## What you are asked to do
Give every line from the entries that contains "screenshot".

========

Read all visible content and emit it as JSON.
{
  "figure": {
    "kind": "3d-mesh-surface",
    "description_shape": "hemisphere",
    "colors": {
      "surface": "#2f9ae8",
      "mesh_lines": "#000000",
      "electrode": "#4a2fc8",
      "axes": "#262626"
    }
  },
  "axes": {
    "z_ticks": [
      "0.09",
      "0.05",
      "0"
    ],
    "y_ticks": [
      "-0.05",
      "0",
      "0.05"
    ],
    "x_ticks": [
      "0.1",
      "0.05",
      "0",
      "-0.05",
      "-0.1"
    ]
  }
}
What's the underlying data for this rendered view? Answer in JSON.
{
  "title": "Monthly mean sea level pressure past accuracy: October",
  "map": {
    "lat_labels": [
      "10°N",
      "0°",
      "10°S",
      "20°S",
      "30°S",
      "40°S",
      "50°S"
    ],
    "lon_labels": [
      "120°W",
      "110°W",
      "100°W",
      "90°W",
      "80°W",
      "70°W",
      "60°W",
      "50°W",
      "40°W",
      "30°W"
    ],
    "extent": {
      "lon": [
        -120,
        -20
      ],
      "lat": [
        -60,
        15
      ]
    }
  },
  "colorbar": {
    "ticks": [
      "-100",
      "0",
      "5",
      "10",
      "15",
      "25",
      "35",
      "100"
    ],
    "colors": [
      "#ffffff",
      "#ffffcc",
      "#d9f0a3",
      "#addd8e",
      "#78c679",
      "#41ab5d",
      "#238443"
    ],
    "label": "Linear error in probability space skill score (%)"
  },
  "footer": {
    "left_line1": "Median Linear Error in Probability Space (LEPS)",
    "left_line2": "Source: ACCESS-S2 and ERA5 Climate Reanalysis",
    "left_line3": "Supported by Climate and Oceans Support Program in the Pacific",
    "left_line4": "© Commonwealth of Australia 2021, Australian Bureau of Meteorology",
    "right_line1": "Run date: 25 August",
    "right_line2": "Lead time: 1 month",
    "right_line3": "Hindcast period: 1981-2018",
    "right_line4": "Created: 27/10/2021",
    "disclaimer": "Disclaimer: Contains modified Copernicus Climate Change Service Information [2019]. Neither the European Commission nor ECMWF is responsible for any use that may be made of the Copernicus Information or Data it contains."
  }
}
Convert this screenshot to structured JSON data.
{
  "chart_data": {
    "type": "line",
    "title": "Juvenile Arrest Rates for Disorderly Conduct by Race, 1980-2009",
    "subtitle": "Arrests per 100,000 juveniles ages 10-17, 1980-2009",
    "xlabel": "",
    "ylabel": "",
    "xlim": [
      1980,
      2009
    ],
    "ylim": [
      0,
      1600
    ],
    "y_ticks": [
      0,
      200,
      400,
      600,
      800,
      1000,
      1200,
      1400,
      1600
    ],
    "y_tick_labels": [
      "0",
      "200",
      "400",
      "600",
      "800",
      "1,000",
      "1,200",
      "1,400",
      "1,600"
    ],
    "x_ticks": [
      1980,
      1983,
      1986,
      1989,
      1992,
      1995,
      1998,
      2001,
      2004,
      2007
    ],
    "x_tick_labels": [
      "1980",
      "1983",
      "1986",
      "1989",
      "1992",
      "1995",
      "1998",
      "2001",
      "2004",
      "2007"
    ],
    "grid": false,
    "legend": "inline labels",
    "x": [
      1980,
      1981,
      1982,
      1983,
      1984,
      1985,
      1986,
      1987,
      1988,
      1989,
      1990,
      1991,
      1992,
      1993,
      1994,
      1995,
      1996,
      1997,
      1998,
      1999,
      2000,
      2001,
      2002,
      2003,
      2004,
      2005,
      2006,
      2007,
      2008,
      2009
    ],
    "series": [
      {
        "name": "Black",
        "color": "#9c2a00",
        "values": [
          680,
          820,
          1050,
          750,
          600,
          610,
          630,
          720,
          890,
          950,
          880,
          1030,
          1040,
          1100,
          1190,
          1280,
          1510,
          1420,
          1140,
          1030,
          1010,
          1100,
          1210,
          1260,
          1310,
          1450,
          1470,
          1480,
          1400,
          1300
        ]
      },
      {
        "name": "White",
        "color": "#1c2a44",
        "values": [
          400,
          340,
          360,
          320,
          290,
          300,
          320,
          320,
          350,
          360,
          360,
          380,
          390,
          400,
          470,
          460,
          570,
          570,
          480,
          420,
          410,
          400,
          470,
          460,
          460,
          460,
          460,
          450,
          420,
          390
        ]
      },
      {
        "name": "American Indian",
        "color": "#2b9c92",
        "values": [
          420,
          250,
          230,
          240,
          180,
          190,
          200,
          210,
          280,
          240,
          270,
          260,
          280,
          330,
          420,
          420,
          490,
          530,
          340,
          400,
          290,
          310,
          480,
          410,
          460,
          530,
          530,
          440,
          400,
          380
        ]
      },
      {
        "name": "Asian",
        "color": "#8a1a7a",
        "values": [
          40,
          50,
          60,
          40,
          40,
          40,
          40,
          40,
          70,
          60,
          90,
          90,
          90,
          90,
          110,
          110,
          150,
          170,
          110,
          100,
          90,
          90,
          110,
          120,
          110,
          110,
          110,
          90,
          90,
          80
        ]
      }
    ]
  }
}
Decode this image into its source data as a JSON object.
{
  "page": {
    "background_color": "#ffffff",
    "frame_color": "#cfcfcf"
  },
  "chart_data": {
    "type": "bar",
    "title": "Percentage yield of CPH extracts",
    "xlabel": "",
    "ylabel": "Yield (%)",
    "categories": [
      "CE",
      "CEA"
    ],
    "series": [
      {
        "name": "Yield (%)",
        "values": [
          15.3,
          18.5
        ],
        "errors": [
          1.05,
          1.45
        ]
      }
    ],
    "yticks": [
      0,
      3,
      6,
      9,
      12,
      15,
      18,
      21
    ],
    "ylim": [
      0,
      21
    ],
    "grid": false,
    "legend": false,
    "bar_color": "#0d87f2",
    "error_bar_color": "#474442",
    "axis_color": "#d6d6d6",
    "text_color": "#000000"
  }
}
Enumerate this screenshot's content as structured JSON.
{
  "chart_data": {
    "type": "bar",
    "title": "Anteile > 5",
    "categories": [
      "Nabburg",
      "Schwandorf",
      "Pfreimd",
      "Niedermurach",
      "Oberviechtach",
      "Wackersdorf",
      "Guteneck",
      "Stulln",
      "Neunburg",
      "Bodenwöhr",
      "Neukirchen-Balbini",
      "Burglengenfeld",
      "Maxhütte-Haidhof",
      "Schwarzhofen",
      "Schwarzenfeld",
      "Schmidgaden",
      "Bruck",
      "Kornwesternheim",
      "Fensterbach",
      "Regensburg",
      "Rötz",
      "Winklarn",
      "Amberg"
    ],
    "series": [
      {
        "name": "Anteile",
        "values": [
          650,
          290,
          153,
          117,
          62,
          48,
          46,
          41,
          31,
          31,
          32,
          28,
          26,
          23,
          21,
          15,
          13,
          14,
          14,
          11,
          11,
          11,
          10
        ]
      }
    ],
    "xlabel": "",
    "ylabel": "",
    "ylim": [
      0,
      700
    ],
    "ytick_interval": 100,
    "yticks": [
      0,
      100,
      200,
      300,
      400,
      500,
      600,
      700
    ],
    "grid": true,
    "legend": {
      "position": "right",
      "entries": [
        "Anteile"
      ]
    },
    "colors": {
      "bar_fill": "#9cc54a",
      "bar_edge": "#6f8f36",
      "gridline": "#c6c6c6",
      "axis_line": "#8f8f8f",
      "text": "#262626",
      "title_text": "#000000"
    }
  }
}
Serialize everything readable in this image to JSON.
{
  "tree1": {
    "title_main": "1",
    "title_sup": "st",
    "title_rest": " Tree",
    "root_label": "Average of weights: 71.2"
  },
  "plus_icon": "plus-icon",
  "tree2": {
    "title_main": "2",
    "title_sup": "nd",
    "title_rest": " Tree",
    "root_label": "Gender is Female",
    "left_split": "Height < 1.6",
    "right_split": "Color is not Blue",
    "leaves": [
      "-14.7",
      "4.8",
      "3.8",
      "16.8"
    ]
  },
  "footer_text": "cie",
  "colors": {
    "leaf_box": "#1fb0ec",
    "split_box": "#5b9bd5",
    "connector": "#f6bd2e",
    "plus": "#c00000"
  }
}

========

## Result of this exercise
Convert this screenshot to structured JSON data.
Enumerate this screenshot's content as structured JSON.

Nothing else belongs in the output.